REQUIREMENTS ▸ Will you give every entry again exactly as it stands?

EXTRACTED DATA ▸
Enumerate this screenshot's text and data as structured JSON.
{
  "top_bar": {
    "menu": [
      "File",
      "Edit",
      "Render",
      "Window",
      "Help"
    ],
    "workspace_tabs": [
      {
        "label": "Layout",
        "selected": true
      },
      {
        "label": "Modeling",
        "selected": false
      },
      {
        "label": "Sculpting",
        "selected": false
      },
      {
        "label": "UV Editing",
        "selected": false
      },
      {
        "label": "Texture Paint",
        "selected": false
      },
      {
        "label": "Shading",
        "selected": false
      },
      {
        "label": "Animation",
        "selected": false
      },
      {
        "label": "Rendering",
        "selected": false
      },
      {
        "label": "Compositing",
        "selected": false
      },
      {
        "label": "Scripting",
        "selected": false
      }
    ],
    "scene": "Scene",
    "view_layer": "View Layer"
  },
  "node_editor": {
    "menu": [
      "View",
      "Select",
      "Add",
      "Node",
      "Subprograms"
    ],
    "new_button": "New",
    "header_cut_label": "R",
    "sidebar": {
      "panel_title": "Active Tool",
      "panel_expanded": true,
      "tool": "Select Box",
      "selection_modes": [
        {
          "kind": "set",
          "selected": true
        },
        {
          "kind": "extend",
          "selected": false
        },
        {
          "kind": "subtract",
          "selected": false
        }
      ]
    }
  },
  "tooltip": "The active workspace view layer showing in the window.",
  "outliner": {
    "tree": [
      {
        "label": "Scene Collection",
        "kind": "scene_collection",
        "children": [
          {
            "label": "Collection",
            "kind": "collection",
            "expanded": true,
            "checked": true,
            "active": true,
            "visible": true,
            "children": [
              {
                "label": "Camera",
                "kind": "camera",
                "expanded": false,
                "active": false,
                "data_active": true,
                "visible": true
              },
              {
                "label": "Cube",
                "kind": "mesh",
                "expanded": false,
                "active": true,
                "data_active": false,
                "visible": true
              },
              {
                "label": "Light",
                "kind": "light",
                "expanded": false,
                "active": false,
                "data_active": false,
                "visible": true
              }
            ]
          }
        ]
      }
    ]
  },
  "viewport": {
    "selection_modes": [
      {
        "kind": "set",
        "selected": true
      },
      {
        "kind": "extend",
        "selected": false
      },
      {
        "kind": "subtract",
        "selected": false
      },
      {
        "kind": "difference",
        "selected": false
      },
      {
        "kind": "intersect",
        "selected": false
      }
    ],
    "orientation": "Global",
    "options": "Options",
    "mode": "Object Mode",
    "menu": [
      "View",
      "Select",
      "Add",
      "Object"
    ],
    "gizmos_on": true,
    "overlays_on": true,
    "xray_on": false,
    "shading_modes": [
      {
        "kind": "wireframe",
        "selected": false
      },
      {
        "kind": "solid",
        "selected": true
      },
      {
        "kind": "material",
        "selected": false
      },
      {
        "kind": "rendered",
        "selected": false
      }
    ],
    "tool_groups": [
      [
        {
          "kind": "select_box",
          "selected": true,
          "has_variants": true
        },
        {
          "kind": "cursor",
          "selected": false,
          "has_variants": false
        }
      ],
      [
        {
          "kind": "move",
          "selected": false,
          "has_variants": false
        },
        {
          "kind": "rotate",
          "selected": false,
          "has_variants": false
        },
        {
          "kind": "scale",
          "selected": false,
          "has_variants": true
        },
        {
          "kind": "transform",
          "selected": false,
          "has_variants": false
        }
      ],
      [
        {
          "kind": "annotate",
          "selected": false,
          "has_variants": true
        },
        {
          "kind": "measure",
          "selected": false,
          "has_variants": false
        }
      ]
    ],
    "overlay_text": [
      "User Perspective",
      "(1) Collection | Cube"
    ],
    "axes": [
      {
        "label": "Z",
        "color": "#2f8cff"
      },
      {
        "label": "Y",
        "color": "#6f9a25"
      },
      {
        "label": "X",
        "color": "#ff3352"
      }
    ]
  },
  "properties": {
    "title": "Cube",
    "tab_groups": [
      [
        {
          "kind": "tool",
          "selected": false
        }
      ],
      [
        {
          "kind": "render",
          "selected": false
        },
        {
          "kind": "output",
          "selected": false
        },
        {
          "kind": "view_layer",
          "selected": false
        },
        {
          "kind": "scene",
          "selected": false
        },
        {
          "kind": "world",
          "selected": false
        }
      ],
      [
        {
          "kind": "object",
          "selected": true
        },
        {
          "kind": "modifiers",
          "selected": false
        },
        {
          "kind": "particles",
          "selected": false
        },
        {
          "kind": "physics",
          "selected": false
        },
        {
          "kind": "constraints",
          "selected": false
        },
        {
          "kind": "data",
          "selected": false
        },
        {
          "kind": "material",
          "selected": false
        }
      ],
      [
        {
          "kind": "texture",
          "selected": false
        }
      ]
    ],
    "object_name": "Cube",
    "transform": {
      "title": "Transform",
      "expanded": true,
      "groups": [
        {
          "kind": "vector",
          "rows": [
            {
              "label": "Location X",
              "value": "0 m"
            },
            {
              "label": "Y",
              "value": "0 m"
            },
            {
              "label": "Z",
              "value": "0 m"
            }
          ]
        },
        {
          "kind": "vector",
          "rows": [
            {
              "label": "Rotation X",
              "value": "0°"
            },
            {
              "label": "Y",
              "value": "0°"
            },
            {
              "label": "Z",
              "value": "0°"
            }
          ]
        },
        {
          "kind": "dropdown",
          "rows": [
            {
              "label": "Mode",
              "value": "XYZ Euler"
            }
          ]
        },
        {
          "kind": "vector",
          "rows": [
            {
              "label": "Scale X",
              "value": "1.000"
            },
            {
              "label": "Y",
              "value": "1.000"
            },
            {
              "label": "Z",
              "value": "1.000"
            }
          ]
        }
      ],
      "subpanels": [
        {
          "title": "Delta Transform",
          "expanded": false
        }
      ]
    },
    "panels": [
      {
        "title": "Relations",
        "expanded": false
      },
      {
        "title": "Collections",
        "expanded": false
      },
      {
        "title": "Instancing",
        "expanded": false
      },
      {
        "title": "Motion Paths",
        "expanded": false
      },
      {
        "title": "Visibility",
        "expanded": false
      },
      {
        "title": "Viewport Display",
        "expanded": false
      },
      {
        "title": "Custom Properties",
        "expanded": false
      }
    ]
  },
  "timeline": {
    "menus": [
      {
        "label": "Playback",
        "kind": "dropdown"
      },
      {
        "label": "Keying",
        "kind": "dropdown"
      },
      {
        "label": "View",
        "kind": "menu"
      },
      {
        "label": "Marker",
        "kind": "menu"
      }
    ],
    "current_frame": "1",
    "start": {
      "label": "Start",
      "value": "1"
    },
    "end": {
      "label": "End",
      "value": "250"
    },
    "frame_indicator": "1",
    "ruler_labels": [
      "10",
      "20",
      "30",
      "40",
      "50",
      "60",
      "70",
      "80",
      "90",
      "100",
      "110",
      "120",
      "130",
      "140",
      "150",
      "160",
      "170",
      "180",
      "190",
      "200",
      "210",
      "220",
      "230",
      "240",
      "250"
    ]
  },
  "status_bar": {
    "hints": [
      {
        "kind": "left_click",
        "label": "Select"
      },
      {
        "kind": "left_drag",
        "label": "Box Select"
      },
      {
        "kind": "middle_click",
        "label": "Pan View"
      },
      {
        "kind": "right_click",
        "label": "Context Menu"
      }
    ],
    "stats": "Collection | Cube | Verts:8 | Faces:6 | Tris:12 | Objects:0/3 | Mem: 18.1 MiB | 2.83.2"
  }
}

EXPECTED ANSWER ▸
Enumerate this screenshot's text and data as structured JSON.
{
  "top_bar": {
    "menu": [
      "File",
      "Edit",
      "Render",
      "Window",
      "Help"
    ],
    "workspace_tabs": [
      {
        "label": "Layout",
        "selected": true
      },
      {
        "label": "Modeling",
        "selected": false
      },
      {
        "label": "Sculpting",
        "selected": false
      },
      {
        "label": "UV Editing",
        "selected": false
      },
      {
        "label": "Texture Paint",
        "selected": false
      },
      {
        "label": "Shading",
        "selected": false
      },
      {
        "label": "Animation",
        "selected": false
      },
      {
        "label": "Rendering",
        "selected": false
      },
      {
        "label": "Compositing",
        "selected": false
      },
      {
        "label": "Scripting",
        "selected": false
      }
    ],
    "scene": "Scene",
    "view_layer": "View Layer"
  },
  "node_editor": {
    "menu": [
      "View",
      "Select",
      "Add",
      "Node",
      "Subprograms"
    ],
    "new_button": "New",
    "header_cut_label": "R",
    "sidebar": {
      "panel_title": "Active Tool",
      "panel_expanded": true,
      "tool": "Select Box",
      "selection_modes": [
        {
          "kind": "set",
          "selected": true
        },
        {
          "kind": "extend",
          "selected": false
        },
        {
          "kind": "subtract",
          "selected": false
        }
      ]
    }
  },
  "tooltip": "The active workspace view layer showing in the window.",
  "outliner": {
    "tree": [
      {
        "label": "Scene Collection",
        "kind": "scene_collection",
        "children": [
          {
            "label": "Collection",
            "kind": "collection",
            "expanded": true,
            "checked": true,
            "active": true,
            "visible": true,
            "children": [
              {
                "label": "Camera",
                "kind": "camera",
                "expanded": false,
                "active": false,
                "data_active": true,
                "visible": true
              },
              {
                "label": "Cube",
                "kind": "mesh",
                "expanded": false,
                "active": true,
                "data_active": false,
                "visible": true
              },
              {
                "label": "Light",
                "kind": "light",
                "expanded": false,
                "active": false,
                "data_active": false,
                "visible": true
              }
            ]
          }
        ]
      }
    ]
  },
  "viewport": {
    "selection_modes": [
      {
        "kind": "set",
        "selected": true
      },
      {
        "kind": "extend",
        "selected": false
      },
      {
        "kind": "subtract",
        "selected": false
      },
      {
        "kind": "difference",
        "selected": false
      },
      {
        "kind": "intersect",
        "selected": false
      }
    ],
    "orientation": "Global",
    "options": "Options",
    "mode": "Object Mode",
    "menu": [
      "View",
      "Select",
      "Add",
      "Object"
    ],
    "gizmos_on": true,
    "overlays_on": true,
    "xray_on": false,
    "shading_modes": [
      {
        "kind": "wireframe",
        "selected": false
      },
      {
        "kind": "solid",
        "selected": true
      },
      {
        "kind": "material",
        "selected": false
      },
      {
        "kind": "rendered",
        "selected": false
      }
    ],
    "tool_groups": [
      [
        {
          "kind": "select_box",
          "selected": true,
          "has_variants": true
        },
        {
          "kind": "cursor",
          "selected": false,
          "has_variants": false
        }
      ],
      [
        {
          "kind": "move",
          "selected": false,
          "has_variants": false
        },
        {
          "kind": "rotate",
          "selected": false,
          "has_variants": false
        },
        {
          "kind": "scale",
          "selected": false,
          "has_variants": true
        },
        {
          "kind": "transform",
          "selected": false,
          "has_variants": false
        }
      ],
      [
        {
          "kind": "annotate",
          "selected": false,
          "has_variants": true
        },
        {
          "kind": "measure",
          "selected": false,
          "has_variants": false
        }
      ]
    ],
    "overlay_text": [
      "User Perspective",
      "(1) Collection | Cube"
    ],
    "axes": [
      {
        "label": "Z",
        "color": "#2f8cff"
      },
      {
        "label": "Y",
        "color": "#6f9a25"
      },
      {
        "label": "X",
        "color": "#ff3352"
      }
    ]
  },
  "properties": {
    "title": "Cube",
    "tab_groups": [
      [
        {
          "kind": "tool",
          "selected": false
        }
      ],
      [
        {
          "kind": "render",
          "selected": false
        },
        {
          "kind": "output",
          "selected": false
        },
        {
          "kind": "view_layer",
          "selected": false
        },
        {
          "kind": "scene",
          "selected": false
        },
        {
          "kind": "world",
          "selected": false
        }
      ],
      [
        {
          "kind": "object",
          "selected": true
        },
        {
          "kind": "modifiers",
          "selected": false
        },
        {
          "kind": "particles",
          "selected": false
        },
        {
          "kind": "physics",
          "selected": false
        },
        {
          "kind": "constraints",
          "selected": false
        },
        {
          "kind": "data",
          "selected": false
        },
        {
          "kind": "material",
          "selected": false
        }
      ],
      [
        {
          "kind": "texture",
          "selected": false
        }
      ]
    ],
    "object_name": "Cube",
    "transform": {
      "title": "Transform",
      "expanded": true,
      "groups": [
        {
          "kind": "vector",
          "rows": [
            {
              "label": "Location X",
              "value": "0 m"
            },
            {
              "label": "Y",
              "value": "0 m"
            },
            {
              "label": "Z",
              "value": "0 m"
            }
          ]
        },
        {
          "kind": "vector",
          "rows": [
            {
              "label": "Rotation X",
              "value": "0°"
            },
            {
              "label": "Y",
              "value": "0°"
            },
            {
              "label": "Z",
              "value": "0°"
            }
          ]
        },
        {
          "kind": "dropdown",
          "rows": [
            {
              "label": "Mode",
              "value": "XYZ Euler"
            }
          ]
        },
        {
          "kind": "vector",
          "rows": [
            {
              "label": "Scale X",
              "value": "1.000"
            },
            {
              "label": "Y",
              "value": "1.000"
            },
            {
              "label": "Z",
              "value": "1.000"
            }
          ]
        }
      ],
      "subpanels": [
        {
          "title": "Delta Transform",
          "expanded": false
        }
      ]
    },
    "panels": [
      {
        "title": "Relations",
        "expanded": false
      },
      {
        "title": "Collections",
        "expanded": false
      },
      {
        "title": "Instancing",
        "expanded": false
      },
      {
        "title": "Motion Paths",
        "expanded": false
      },
      {
        "title": "Visibility",
        "expanded": false
      },
      {
        "title": "Viewport Display",
        "expanded": false
      },
      {
        "title": "Custom Properties",
        "expanded": false
      }
    ]
  },
  "timeline": {
    "menus": [
      {
        "label": "Playback",
        "kind": "dropdown"
      },
      {
        "label": "Keying",
        "kind": "dropdown"
      },
      {
        "label": "View",
        "kind": "menu"
      },
      {
        "label": "Marker",
        "kind": "menu"
      }
    ],
    "current_frame": "1",
    "start": {
      "label": "Start",
      "value": "1"
    },
    "end": {
      "label": "End",
      "value": "250"
    },
    "frame_indicator": "1",
    "ruler_labels": [
      "10",
      "20",
      "30",
      "40",
      "50",
      "60",
      "70",
      "80",
      "90",
      "100",
      "110",
      "120",
      "130",
      "140",
      "150",
      "160",
      "170",
      "180",
      "190",
      "200",
      "210",
      "220",
      "230",
      "240",
      "250"
    ]
  },
  "status_bar": {
    "hints": [
      {
        "kind": "left_click",
        "label": "Select"
      },
      {
        "kind": "left_drag",
        "label": "Box Select"
      },
      {
        "kind": "middle_click",
        "label": "Pan View"
      },
      {
        "kind": "right_click",
        "label": "Context Menu"
      }
    ],
    "stats": "Collection | Cube | Verts:8 | Faces:6 | Tris:12 | Objects:0/3 | Mem: 18.1 MiB | 2.83.2"
  }
}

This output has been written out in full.